> _Written request_
Every line below that contains "image" is to be copied.

> _Data for this exercise_
_____
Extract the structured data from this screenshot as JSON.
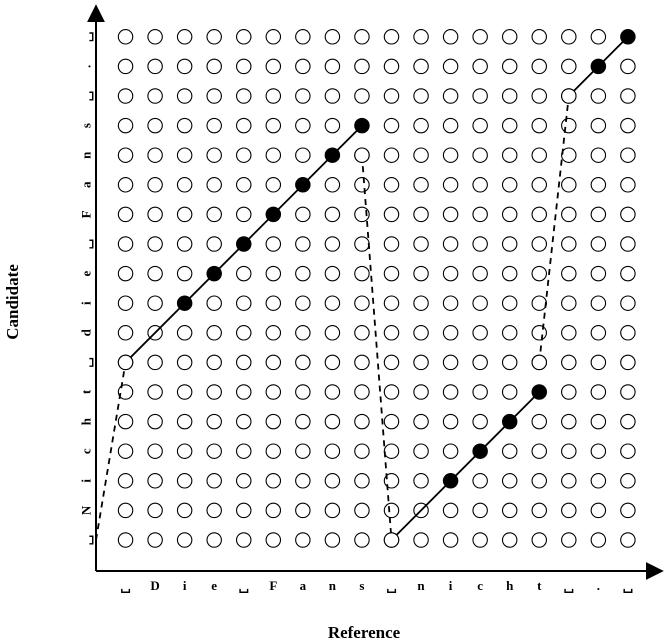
{
  "chart_data": {
    "type": "alignment-grid",
    "xlabel": "Reference",
    "ylabel": "Candidate",
    "x_tokens": [
      "␣",
      "D",
      "i",
      "e",
      "␣",
      "F",
      "a",
      "n",
      "s",
      "␣",
      "n",
      "i",
      "c",
      "h",
      "t",
      "␣",
      ".",
      "␣"
    ],
    "y_tokens": [
      "␣",
      "N",
      "i",
      "c",
      "h",
      "t",
      "␣",
      "d",
      "i",
      "e",
      "␣",
      "F",
      "a",
      "n",
      "s",
      "␣",
      ".",
      "␣"
    ],
    "columns": 18,
    "rows": 18,
    "filled_points": [
      [
        3,
        8
      ],
      [
        4,
        9
      ],
      [
        5,
        10
      ],
      [
        6,
        11
      ],
      [
        7,
        12
      ],
      [
        8,
        13
      ],
      [
        9,
        14
      ],
      [
        12,
        2
      ],
      [
        13,
        3
      ],
      [
        14,
        4
      ],
      [
        15,
        5
      ],
      [
        17,
        16
      ],
      [
        18,
        17
      ]
    ],
    "solid_segments": [
      [
        [
          1,
          6
        ],
        [
          9,
          14
        ]
      ],
      [
        [
          10,
          0
        ],
        [
          15,
          5
        ]
      ],
      [
        [
          16,
          15
        ],
        [
          18,
          17
        ]
      ]
    ],
    "dashed_segments": [
      [
        [
          0,
          0
        ],
        [
          1,
          6
        ]
      ],
      [
        [
          9,
          13
        ],
        [
          10,
          0
        ]
      ],
      [
        [
          15,
          6
        ],
        [
          16,
          15
        ]
      ]
    ],
    "extra_open_points": [
      [
        10,
        0
      ]
    ],
    "colors": {
      "ink": "#000000",
      "background": "#ffffff"
    }
  }
}
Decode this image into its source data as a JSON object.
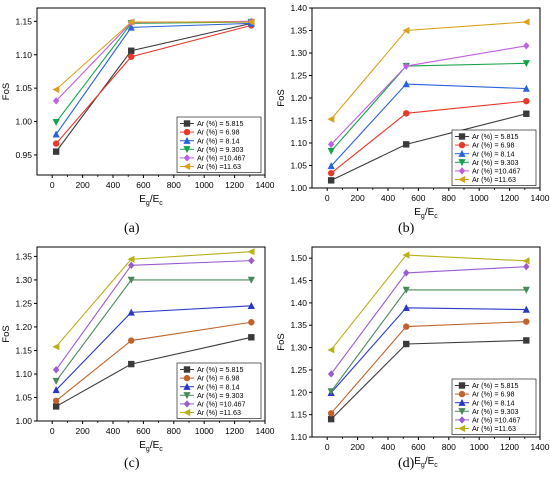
{
  "chart_data": [
    {
      "type": "line",
      "panel": "(a)",
      "x": [
        26,
        520,
        1310
      ],
      "ylabel": "FoS",
      "xlabel_main": "E",
      "xlabel_sub1": "g",
      "xlabel_sep": "/E",
      "xlabel_sub2": "c",
      "xlim": [
        -100,
        1400
      ],
      "xticks": [
        0,
        200,
        400,
        600,
        800,
        1000,
        1200,
        1400
      ],
      "xtick_labels": [
        "0",
        "200",
        "400",
        "600",
        "800",
        "1000",
        "1200",
        "1400"
      ],
      "ylim": [
        0.92,
        1.17
      ],
      "yticks": [
        0.95,
        1.0,
        1.05,
        1.1,
        1.15
      ],
      "ytick_labels": [
        "0.95",
        "1.00",
        "1.05",
        "1.10",
        "1.15"
      ],
      "legend_position": "bottom-right",
      "series": [
        {
          "name": "Ar (%) = 5.815",
          "values": [
            0.955,
            1.106,
            1.147
          ]
        },
        {
          "name": "Ar (%) = 6.98",
          "values": [
            0.967,
            1.097,
            1.144
          ]
        },
        {
          "name": "Ar (%) = 8.14",
          "values": [
            0.981,
            1.141,
            1.147
          ]
        },
        {
          "name": "Ar (%) = 9.303",
          "values": [
            0.999,
            1.147,
            1.149
          ]
        },
        {
          "name": "Ar (%) =10.467",
          "values": [
            1.031,
            1.148,
            1.15
          ]
        },
        {
          "name": "Ar (%) =11.63",
          "values": [
            1.048,
            1.149,
            1.149
          ]
        }
      ]
    },
    {
      "type": "line",
      "panel": "(b)",
      "x": [
        26,
        520,
        1310
      ],
      "ylabel": "FoS",
      "xlabel_main": "E",
      "xlabel_sub1": "g",
      "xlabel_sep": "/E",
      "xlabel_sub2": "c",
      "xlim": [
        -100,
        1400
      ],
      "xticks": [
        0,
        200,
        400,
        600,
        800,
        1000,
        1200,
        1400
      ],
      "xtick_labels": [
        "0",
        "200",
        "400",
        "600",
        "800",
        "1000",
        "1200",
        "1400"
      ],
      "ylim": [
        1.0,
        1.4
      ],
      "yticks": [
        1.0,
        1.05,
        1.1,
        1.15,
        1.2,
        1.25,
        1.3,
        1.35,
        1.4
      ],
      "ytick_labels": [
        "1.00",
        "1.05",
        "1.10",
        "1.15",
        "1.20",
        "1.25",
        "1.30",
        "1.35",
        "1.40"
      ],
      "legend_position": "bottom-right",
      "series": [
        {
          "name": "Ar (%) = 5.815",
          "values": [
            1.017,
            1.097,
            1.165
          ]
        },
        {
          "name": "Ar (%) = 6.98",
          "values": [
            1.033,
            1.166,
            1.193
          ]
        },
        {
          "name": "Ar (%) = 8.14",
          "values": [
            1.049,
            1.231,
            1.221
          ]
        },
        {
          "name": "Ar (%) = 9.303",
          "values": [
            1.082,
            1.271,
            1.277
          ]
        },
        {
          "name": "Ar (%) =10.467",
          "values": [
            1.097,
            1.271,
            1.316
          ]
        },
        {
          "name": "Ar (%) =11.63",
          "values": [
            1.153,
            1.35,
            1.369
          ]
        }
      ]
    },
    {
      "type": "line",
      "panel": "(c)",
      "x": [
        26,
        520,
        1310
      ],
      "ylabel": "FoS",
      "xlabel_main": "E",
      "xlabel_sub1": "g",
      "xlabel_sep": "/E",
      "xlabel_sub2": "c",
      "xlim": [
        -100,
        1400
      ],
      "xticks": [
        0,
        200,
        400,
        600,
        800,
        1000,
        1200,
        1400
      ],
      "xtick_labels": [
        "0",
        "200",
        "400",
        "600",
        "800",
        "1000",
        "1200",
        "1400"
      ],
      "ylim": [
        1.0,
        1.37
      ],
      "yticks": [
        1.0,
        1.05,
        1.1,
        1.15,
        1.2,
        1.25,
        1.3,
        1.35
      ],
      "ytick_labels": [
        "1.00",
        "1.05",
        "1.10",
        "1.15",
        "1.20",
        "1.25",
        "1.30",
        "1.35"
      ],
      "legend_position": "bottom-right",
      "series": [
        {
          "name": "Ar (%) = 5.815",
          "values": [
            1.031,
            1.121,
            1.178
          ]
        },
        {
          "name": "Ar (%) = 6.98",
          "values": [
            1.043,
            1.171,
            1.21
          ]
        },
        {
          "name": "Ar (%) = 8.14",
          "values": [
            1.066,
            1.231,
            1.245
          ]
        },
        {
          "name": "Ar (%) = 9.303",
          "values": [
            1.085,
            1.3,
            1.3
          ]
        },
        {
          "name": "Ar (%) =10.467",
          "values": [
            1.109,
            1.331,
            1.341
          ]
        },
        {
          "name": "Ar (%) =11.63",
          "values": [
            1.158,
            1.344,
            1.36
          ]
        }
      ]
    },
    {
      "type": "line",
      "panel": "(d)",
      "x": [
        26,
        520,
        1310
      ],
      "ylabel": "FoS",
      "xlabel_main": "E",
      "xlabel_sub1": "g",
      "xlabel_sep": "/E",
      "xlabel_sub2": "c",
      "xlim": [
        -100,
        1400
      ],
      "xticks": [
        0,
        200,
        400,
        600,
        800,
        1000,
        1200,
        1400
      ],
      "xtick_labels": [
        "0",
        "200",
        "400",
        "600",
        "800",
        "1000",
        "1200",
        "1400"
      ],
      "ylim": [
        1.1,
        1.525
      ],
      "yticks": [
        1.1,
        1.15,
        1.2,
        1.25,
        1.3,
        1.35,
        1.4,
        1.45,
        1.5
      ],
      "ytick_labels": [
        "1.10",
        "1.15",
        "1.20",
        "1.25",
        "1.30",
        "1.35",
        "1.40",
        "1.45",
        "1.50"
      ],
      "legend_position": "bottom-right",
      "series": [
        {
          "name": "Ar (%) = 5.815",
          "values": [
            1.14,
            1.308,
            1.316
          ]
        },
        {
          "name": "Ar (%) = 6.98",
          "values": [
            1.153,
            1.347,
            1.358
          ]
        },
        {
          "name": "Ar (%) = 8.14",
          "values": [
            1.199,
            1.389,
            1.385
          ]
        },
        {
          "name": "Ar (%) = 9.303",
          "values": [
            1.202,
            1.429,
            1.429
          ]
        },
        {
          "name": "Ar (%) =10.467",
          "values": [
            1.241,
            1.467,
            1.481
          ]
        },
        {
          "name": "Ar (%) =11.63",
          "values": [
            1.295,
            1.507,
            1.494
          ]
        }
      ]
    }
  ],
  "styles": {
    "ab": {
      "colors": [
        "#3a3a3a",
        "#e8382a",
        "#2a62d8",
        "#14a34a",
        "#c25ee0",
        "#d9a11a"
      ],
      "markers": [
        "square",
        "circle",
        "triangle-up",
        "triangle-down",
        "diamond",
        "triangle-left"
      ]
    },
    "cd": {
      "colors": [
        "#3a3a3a",
        "#c0622a",
        "#2a38c8",
        "#4a8a5a",
        "#9a5ad0",
        "#b8b016"
      ],
      "markers": [
        "square",
        "circle",
        "triangle-up",
        "triangle-down",
        "diamond",
        "triangle-left"
      ]
    }
  }
}
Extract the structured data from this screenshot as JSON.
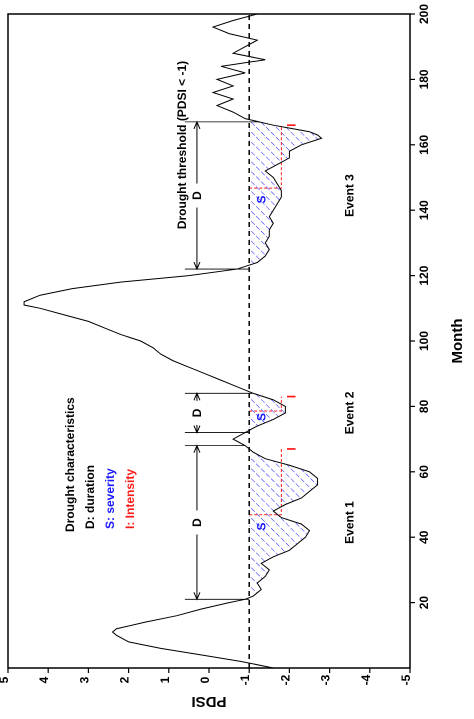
{
  "chart_data": {
    "type": "line",
    "xlabel": "Month",
    "ylabel": "PDSI",
    "xlim": [
      0,
      200
    ],
    "ylim": [
      -5,
      5
    ],
    "xticks": [
      "20",
      "40",
      "60",
      "80",
      "100",
      "120",
      "140",
      "160",
      "180",
      "200"
    ],
    "yticks": [
      "5",
      "4",
      "3",
      "2",
      "1",
      "0",
      "-1",
      "-2",
      "-3",
      "-4",
      "-5"
    ],
    "threshold": -1,
    "threshold_label": "Drought threshold (PDSI < -1)",
    "legend": {
      "title": "Drought characteristics",
      "items": [
        {
          "text": "D: duration",
          "color": "#000000"
        },
        {
          "text": "S: severity",
          "color": "#1a1aff"
        },
        {
          "text": "I: Intensity",
          "color": "#ff1a1a"
        }
      ]
    },
    "series": [
      {
        "x": [
          0,
          2,
          4,
          6,
          8,
          10,
          11,
          12,
          14,
          16,
          18,
          20,
          21,
          22,
          24,
          26,
          28,
          30,
          32,
          34,
          36,
          38,
          40,
          42,
          44,
          46,
          48,
          50,
          52,
          54,
          56,
          58,
          60,
          62,
          64,
          66,
          68,
          70,
          72,
          74,
          76,
          78,
          80,
          82,
          84,
          86,
          88,
          90,
          92,
          94,
          96,
          98,
          100,
          102,
          104,
          106,
          108,
          110,
          111,
          112,
          114,
          116,
          118,
          120,
          122,
          124,
          126,
          128,
          130,
          132,
          134,
          136,
          138,
          140,
          142,
          144,
          146,
          148,
          150,
          152,
          154,
          156,
          158,
          160,
          162,
          163,
          164,
          166,
          168,
          170,
          172,
          174,
          176,
          178,
          180,
          182,
          184,
          186,
          188,
          190,
          192,
          194,
          196,
          198,
          200
        ],
        "y": [
          -1.6,
          -0.8,
          0.2,
          1.2,
          2.0,
          2.3,
          2.4,
          2.3,
          1.6,
          0.8,
          0.2,
          -0.5,
          -0.9,
          -1.1,
          -1.3,
          -1.2,
          -1.4,
          -1.5,
          -1.3,
          -1.6,
          -2.0,
          -2.2,
          -2.4,
          -2.5,
          -2.3,
          -1.8,
          -1.6,
          -1.9,
          -2.3,
          -2.5,
          -2.7,
          -2.7,
          -2.5,
          -2.0,
          -1.4,
          -1.1,
          -0.9,
          -0.6,
          -0.9,
          -1.2,
          -1.6,
          -1.9,
          -1.9,
          -1.6,
          -1.1,
          -0.7,
          -0.3,
          0.1,
          0.5,
          0.9,
          1.2,
          1.4,
          1.7,
          2.2,
          2.6,
          3.0,
          3.6,
          4.2,
          4.6,
          4.6,
          4.2,
          3.4,
          2.2,
          0.5,
          -0.7,
          -1.2,
          -1.4,
          -1.5,
          -1.4,
          -1.5,
          -1.5,
          -1.6,
          -1.5,
          -1.6,
          -1.7,
          -1.8,
          -1.8,
          -1.7,
          -1.6,
          -1.4,
          -1.7,
          -2.0,
          -2.0,
          -2.3,
          -2.8,
          -2.7,
          -2.5,
          -1.6,
          -0.9,
          -0.6,
          -0.2,
          -0.6,
          -0.1,
          -0.6,
          -0.2,
          -0.9,
          -0.3,
          -1.4,
          -0.6,
          -0.9,
          -1.2,
          -0.5,
          -0.1,
          -0.6,
          -1.2
        ]
      }
    ],
    "events": [
      {
        "label": "Event 1",
        "start": 21,
        "end": 68,
        "duration": "D",
        "severity": "S",
        "intensity": "I"
      },
      {
        "label": "Event 2",
        "start": 72,
        "end": 84,
        "duration": "D",
        "severity": "S",
        "intensity": "I"
      },
      {
        "label": "Event 3",
        "start": 122,
        "end": 167,
        "duration": "D",
        "severity": "S",
        "intensity": "I"
      }
    ],
    "grid": false,
    "orientation": "rotated 90° clockwise"
  }
}
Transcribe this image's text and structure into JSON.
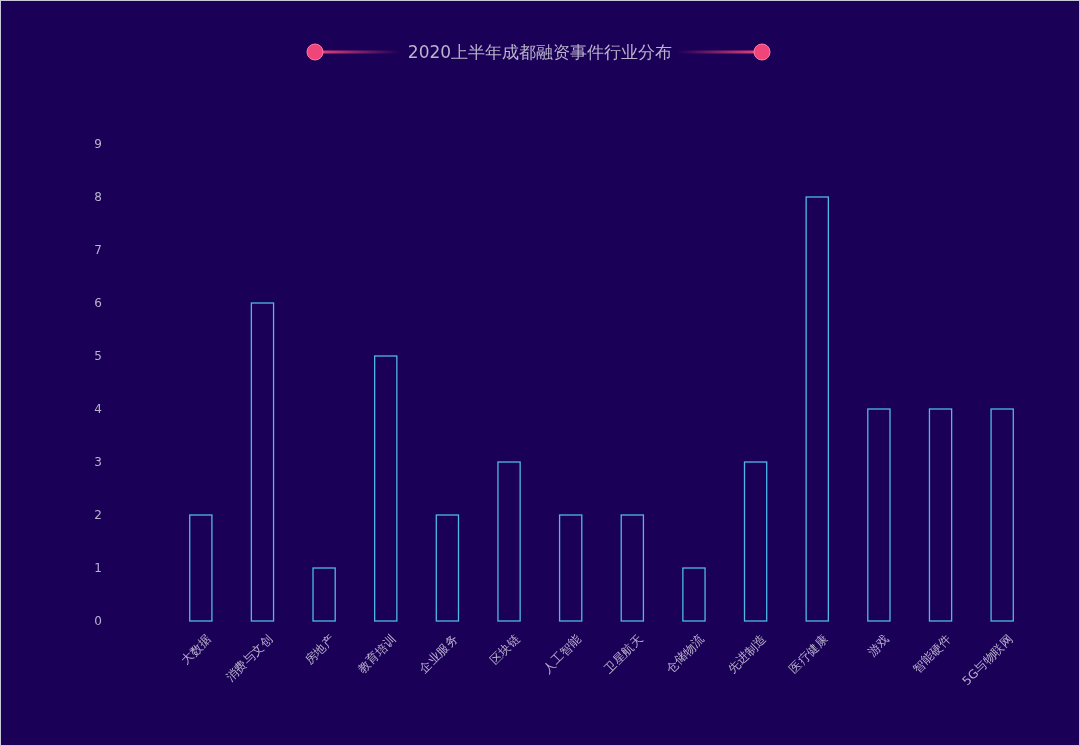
{
  "chart_data": {
    "type": "bar",
    "title": "2020上半年成都融资事件行业分布",
    "categories": [
      "大数据",
      "消费与文创",
      "房地产",
      "教育培训",
      "企业服务",
      "区块链",
      "人工智能",
      "卫星航天",
      "仓储物流",
      "先进制造",
      "医疗健康",
      "游戏",
      "智能硬件",
      "5G与物联网"
    ],
    "values": [
      2,
      6,
      1,
      5,
      2,
      3,
      2,
      2,
      1,
      3,
      8,
      4,
      4,
      4
    ],
    "color": "#4fb8e8",
    "ylim": [
      0,
      9
    ],
    "yticks": [
      0,
      1,
      2,
      3,
      4,
      5,
      6,
      7,
      8,
      9
    ],
    "grid": false
  }
}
_____
> _Result of this task_
Decode this image into its source data as a JSON object.
Transcribe this image's text and structure into JSON.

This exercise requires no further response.